Given data:

====================

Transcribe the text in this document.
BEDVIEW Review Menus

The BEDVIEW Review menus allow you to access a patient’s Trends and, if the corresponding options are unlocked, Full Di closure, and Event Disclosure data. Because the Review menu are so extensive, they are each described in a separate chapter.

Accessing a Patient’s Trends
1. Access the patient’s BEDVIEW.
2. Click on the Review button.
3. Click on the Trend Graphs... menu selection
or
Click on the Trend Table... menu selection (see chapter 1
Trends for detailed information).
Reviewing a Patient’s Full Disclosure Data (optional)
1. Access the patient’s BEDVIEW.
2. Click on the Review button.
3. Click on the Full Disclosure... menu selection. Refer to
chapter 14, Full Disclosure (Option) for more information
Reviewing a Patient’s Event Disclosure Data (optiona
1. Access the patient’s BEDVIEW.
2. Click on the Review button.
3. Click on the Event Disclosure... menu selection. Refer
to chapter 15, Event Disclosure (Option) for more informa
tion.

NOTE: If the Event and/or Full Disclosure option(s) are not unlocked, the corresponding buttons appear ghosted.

====================

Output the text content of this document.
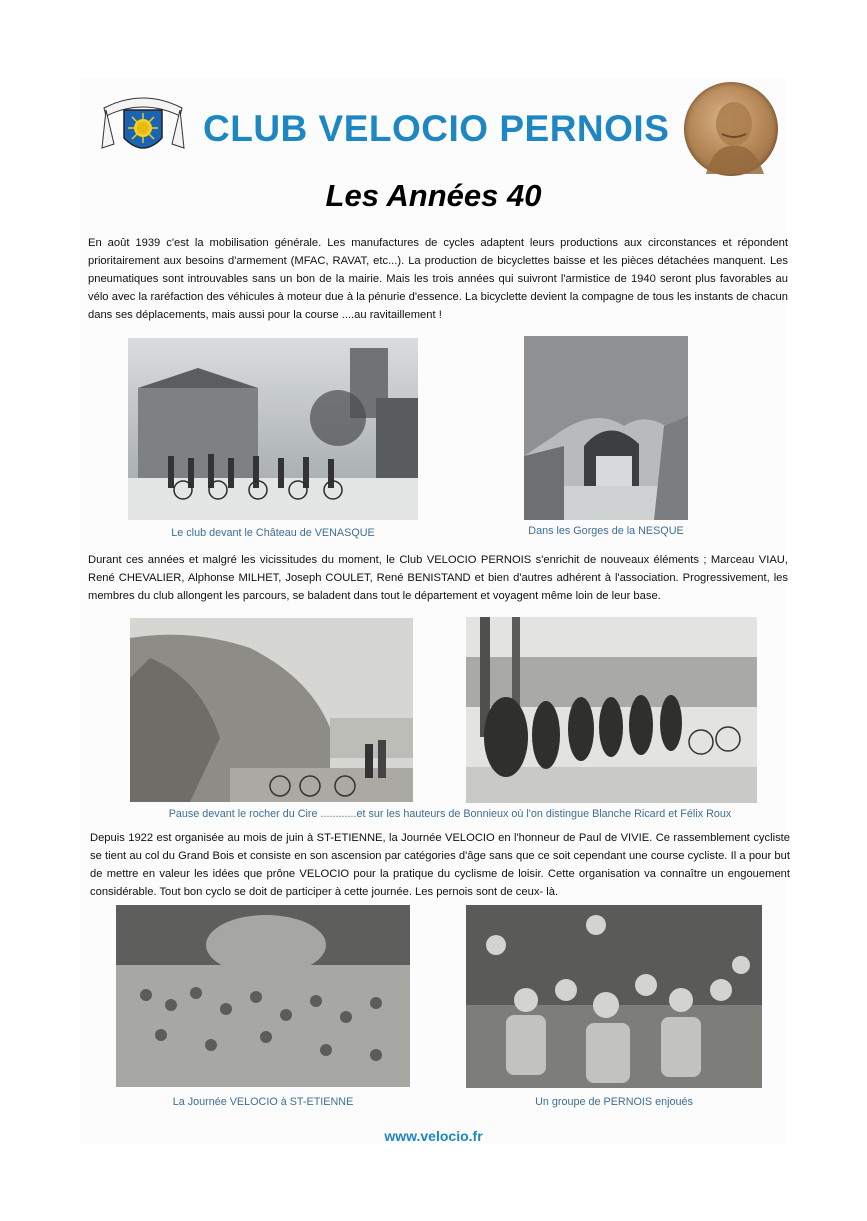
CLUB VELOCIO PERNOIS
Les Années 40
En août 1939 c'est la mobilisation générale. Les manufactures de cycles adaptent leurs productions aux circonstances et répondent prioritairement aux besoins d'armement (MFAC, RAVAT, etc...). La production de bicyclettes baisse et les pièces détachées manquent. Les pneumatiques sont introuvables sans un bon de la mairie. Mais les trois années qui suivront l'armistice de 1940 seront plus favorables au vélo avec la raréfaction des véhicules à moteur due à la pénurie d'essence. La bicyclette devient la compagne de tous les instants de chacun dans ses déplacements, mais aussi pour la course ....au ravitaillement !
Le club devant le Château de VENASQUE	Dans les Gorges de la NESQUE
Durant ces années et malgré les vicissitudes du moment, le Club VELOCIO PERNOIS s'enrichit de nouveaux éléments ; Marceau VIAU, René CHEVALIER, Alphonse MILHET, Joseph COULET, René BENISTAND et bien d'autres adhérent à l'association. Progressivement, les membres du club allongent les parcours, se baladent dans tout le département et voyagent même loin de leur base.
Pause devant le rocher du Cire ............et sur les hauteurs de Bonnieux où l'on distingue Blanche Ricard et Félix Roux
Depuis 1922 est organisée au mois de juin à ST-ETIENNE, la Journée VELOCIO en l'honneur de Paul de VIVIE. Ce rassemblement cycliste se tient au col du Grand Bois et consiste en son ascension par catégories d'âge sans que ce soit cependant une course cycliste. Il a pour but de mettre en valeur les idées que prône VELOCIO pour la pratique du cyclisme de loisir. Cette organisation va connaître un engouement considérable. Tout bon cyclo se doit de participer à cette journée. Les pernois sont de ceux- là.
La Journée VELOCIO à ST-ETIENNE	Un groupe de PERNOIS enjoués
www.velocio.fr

====================

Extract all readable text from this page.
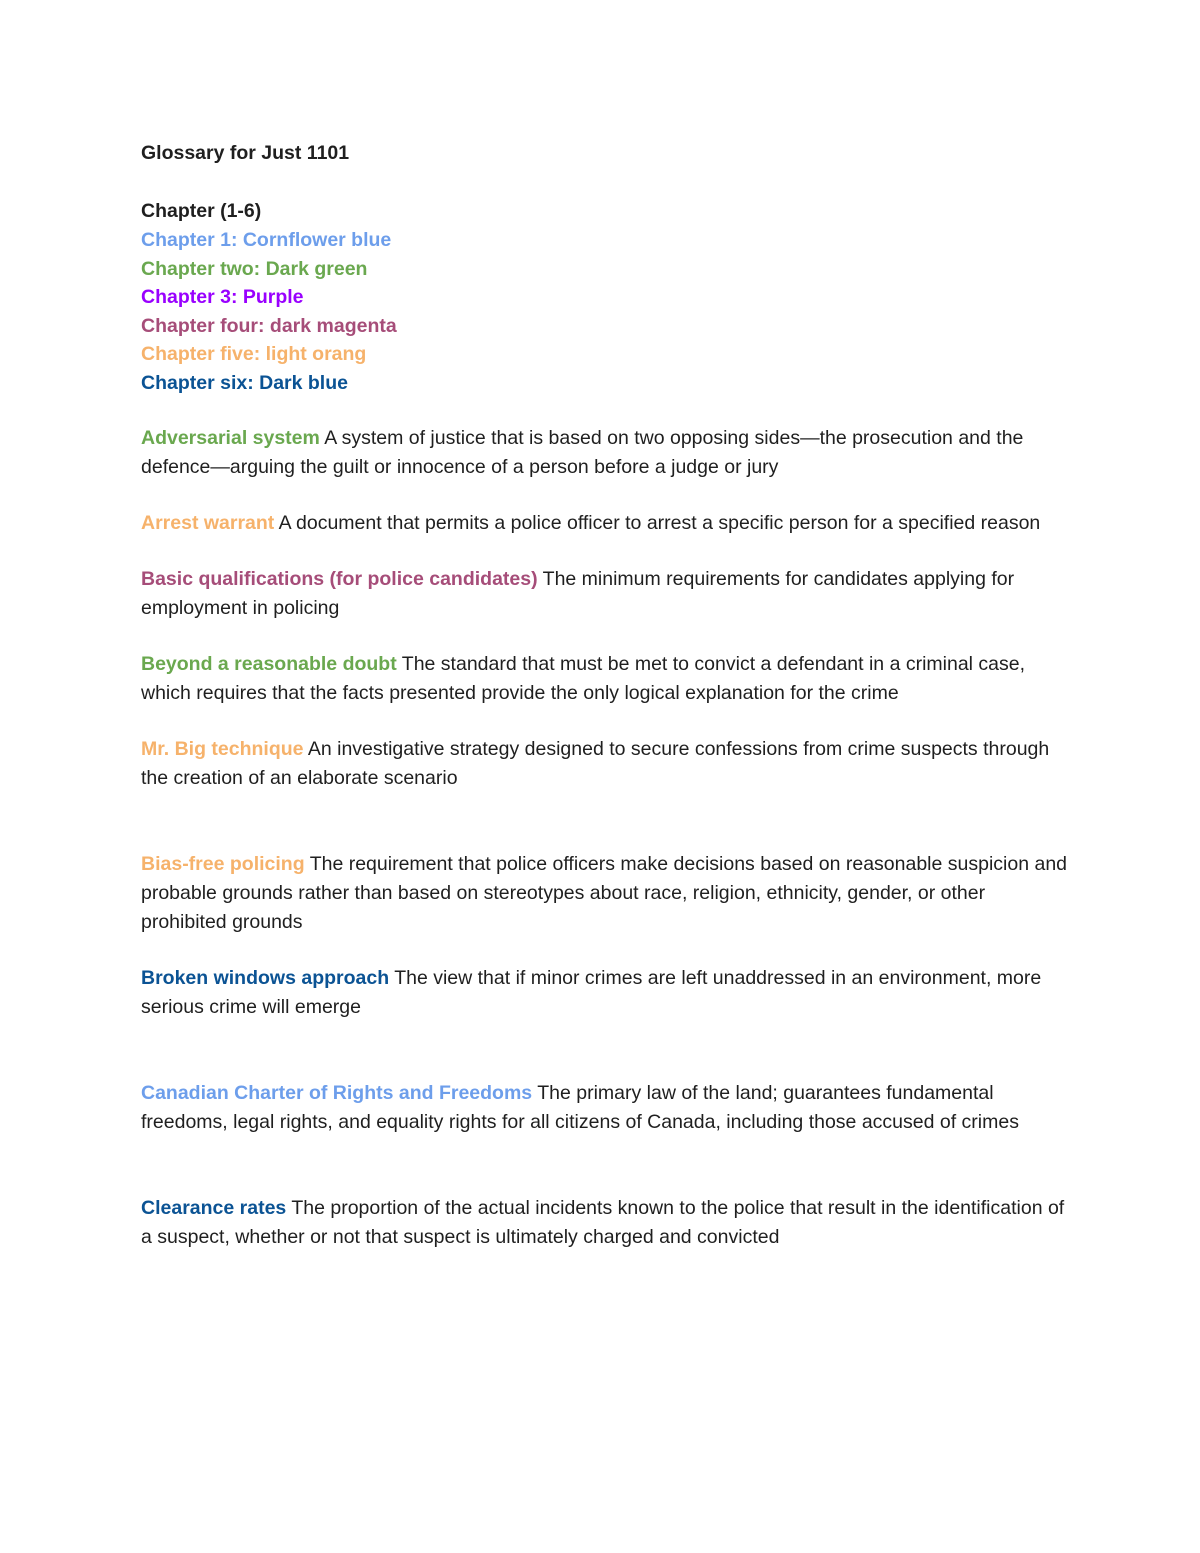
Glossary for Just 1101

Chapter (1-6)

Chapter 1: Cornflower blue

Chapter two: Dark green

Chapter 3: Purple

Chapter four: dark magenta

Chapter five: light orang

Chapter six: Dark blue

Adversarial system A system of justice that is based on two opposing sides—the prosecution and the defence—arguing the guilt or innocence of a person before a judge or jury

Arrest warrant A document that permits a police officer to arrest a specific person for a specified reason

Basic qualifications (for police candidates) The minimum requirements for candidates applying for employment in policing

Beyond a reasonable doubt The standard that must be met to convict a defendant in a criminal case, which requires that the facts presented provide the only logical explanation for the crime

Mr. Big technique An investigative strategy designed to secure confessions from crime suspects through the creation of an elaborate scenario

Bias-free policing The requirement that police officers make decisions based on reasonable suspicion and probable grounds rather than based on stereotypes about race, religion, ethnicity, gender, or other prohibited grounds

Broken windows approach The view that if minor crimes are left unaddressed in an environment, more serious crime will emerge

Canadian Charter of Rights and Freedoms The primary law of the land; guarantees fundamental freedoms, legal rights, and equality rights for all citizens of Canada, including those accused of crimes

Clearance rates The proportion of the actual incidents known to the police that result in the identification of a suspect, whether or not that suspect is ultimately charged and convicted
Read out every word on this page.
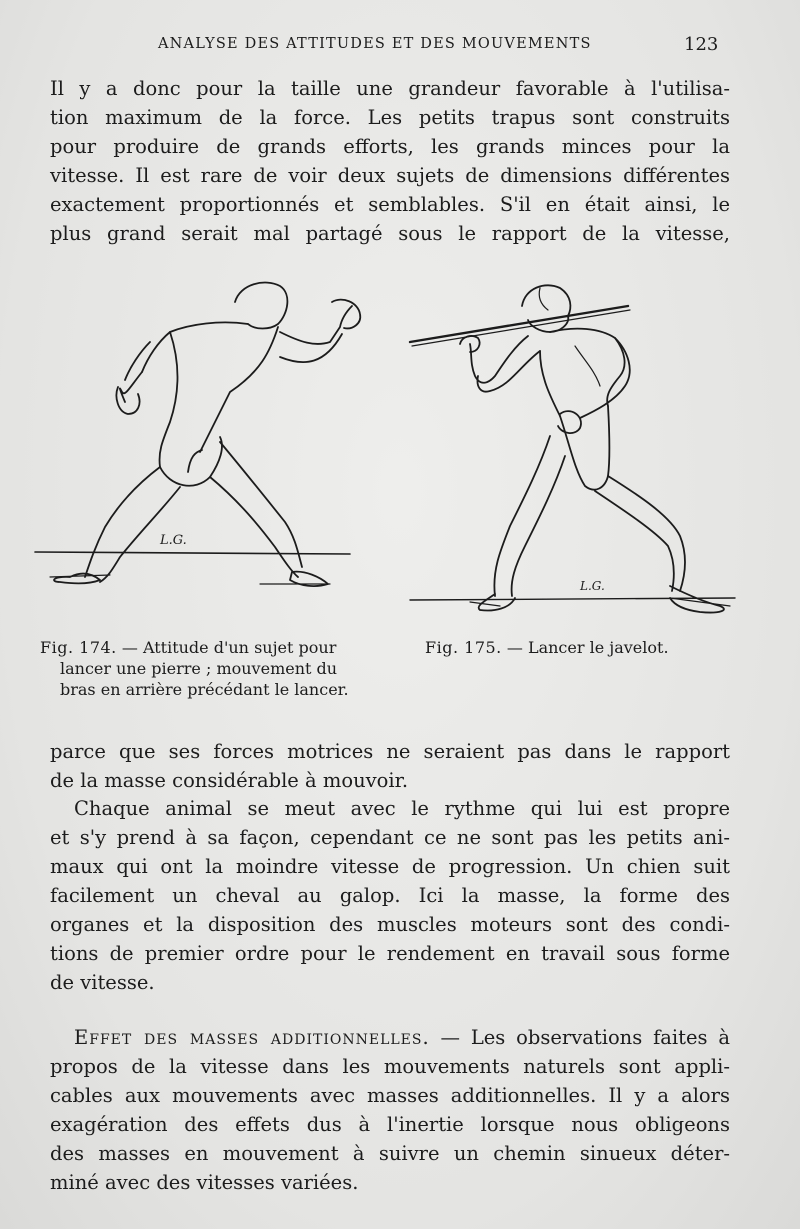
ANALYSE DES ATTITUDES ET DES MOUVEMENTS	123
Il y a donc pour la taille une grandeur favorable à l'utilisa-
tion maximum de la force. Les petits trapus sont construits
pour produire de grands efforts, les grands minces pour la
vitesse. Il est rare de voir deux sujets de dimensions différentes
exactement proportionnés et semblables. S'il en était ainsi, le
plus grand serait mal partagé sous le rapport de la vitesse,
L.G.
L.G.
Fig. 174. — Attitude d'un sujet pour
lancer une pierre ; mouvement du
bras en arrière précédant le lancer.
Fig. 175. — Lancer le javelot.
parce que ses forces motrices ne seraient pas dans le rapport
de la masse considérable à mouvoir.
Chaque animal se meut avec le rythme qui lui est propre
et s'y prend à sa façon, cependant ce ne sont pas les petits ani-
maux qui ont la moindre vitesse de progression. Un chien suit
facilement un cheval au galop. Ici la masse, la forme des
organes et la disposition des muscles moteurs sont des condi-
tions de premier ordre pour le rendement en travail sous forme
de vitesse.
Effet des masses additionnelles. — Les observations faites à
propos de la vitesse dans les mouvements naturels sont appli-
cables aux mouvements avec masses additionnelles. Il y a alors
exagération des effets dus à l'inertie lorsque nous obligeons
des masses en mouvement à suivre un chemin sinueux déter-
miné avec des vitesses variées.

====================

Exercise prompt:
Select, from the listing, all lines that include the word "text".

Exercise result:
Transcribe the text in this document.
Output the text content of this document.
Extract all readable text from this page.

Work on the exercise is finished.